# Objective
From the entries below, copy every line where the string "لأبي" appears.
▬▬▬
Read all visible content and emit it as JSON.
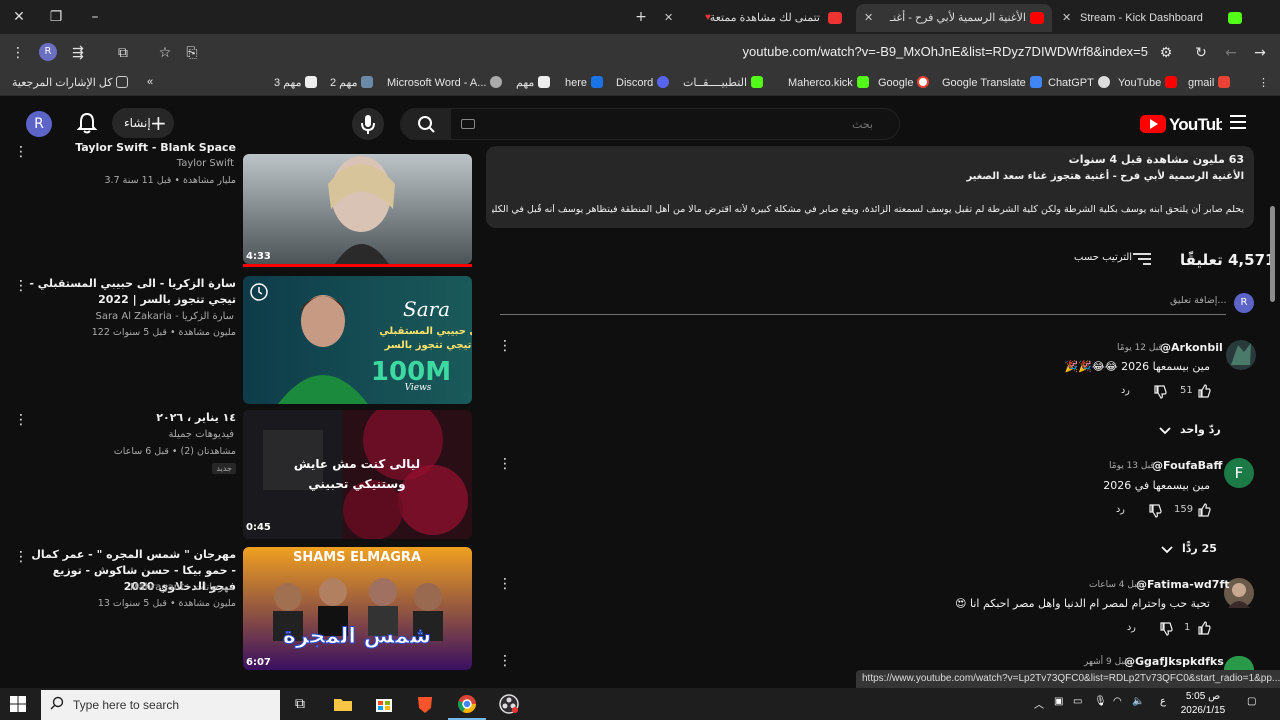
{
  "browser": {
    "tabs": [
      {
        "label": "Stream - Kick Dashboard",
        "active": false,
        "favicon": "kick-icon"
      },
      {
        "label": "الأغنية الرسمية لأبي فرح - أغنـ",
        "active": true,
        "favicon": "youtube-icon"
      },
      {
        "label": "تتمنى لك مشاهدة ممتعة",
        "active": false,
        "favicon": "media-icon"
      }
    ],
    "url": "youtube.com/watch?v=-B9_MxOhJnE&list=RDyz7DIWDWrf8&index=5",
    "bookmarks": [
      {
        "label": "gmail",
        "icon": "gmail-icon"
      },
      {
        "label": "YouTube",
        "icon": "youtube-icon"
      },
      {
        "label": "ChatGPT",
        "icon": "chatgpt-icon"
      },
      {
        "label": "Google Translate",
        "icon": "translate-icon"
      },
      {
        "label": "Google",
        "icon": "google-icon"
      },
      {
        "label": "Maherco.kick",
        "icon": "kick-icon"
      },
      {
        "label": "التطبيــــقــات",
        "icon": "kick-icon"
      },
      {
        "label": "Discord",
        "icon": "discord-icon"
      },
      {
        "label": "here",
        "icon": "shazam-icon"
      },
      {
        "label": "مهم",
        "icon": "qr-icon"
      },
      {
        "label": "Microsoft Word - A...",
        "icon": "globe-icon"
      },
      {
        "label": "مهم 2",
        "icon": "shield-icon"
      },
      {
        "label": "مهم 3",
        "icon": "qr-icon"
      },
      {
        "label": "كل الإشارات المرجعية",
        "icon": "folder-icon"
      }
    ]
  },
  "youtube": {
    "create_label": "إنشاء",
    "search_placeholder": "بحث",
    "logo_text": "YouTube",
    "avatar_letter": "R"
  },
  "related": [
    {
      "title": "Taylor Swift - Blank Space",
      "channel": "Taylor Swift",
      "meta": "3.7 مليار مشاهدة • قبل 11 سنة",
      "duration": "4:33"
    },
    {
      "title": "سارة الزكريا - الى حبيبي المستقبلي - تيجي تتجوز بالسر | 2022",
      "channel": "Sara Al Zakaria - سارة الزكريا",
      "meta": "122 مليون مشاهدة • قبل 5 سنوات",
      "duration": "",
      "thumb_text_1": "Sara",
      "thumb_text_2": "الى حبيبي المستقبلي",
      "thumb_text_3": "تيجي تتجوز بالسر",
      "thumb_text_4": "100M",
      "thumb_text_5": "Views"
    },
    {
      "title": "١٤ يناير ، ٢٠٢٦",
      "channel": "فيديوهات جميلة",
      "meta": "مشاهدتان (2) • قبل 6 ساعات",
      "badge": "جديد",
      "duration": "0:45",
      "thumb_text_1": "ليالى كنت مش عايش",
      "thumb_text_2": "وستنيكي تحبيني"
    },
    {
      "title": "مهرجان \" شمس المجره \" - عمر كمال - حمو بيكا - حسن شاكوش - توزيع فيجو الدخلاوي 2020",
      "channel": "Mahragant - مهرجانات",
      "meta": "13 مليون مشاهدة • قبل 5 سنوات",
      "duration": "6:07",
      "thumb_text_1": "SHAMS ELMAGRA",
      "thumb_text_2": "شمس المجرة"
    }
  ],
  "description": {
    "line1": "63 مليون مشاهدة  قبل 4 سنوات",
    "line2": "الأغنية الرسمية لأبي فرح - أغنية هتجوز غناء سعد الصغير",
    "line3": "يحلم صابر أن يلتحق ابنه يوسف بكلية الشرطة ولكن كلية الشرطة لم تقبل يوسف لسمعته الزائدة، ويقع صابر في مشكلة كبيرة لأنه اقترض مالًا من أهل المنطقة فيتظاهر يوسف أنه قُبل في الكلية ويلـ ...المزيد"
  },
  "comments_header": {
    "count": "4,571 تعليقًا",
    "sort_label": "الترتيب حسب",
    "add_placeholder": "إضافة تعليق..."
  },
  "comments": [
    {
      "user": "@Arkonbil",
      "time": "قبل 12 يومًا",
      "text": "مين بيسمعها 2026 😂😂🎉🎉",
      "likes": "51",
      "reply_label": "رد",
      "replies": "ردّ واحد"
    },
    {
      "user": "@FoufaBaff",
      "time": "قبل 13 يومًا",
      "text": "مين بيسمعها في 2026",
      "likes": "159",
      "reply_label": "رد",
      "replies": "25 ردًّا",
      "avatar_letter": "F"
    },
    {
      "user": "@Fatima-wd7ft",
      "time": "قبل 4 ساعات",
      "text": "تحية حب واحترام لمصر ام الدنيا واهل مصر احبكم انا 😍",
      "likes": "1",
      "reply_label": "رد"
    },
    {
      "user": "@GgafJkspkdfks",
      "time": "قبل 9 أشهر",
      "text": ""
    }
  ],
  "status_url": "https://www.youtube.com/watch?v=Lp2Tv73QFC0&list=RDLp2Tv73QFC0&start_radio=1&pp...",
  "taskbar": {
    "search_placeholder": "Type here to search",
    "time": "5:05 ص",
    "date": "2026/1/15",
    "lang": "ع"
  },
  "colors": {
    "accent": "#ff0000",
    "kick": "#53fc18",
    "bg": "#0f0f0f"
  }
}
▬▬▬
# Answer to the problem
        "label": "الأغنية الرسمية لأبي فرح - أغنـ",
    "line2": "الأغنية الرسمية لأبي فرح - أغنية هتجوز غناء سعد الصغير",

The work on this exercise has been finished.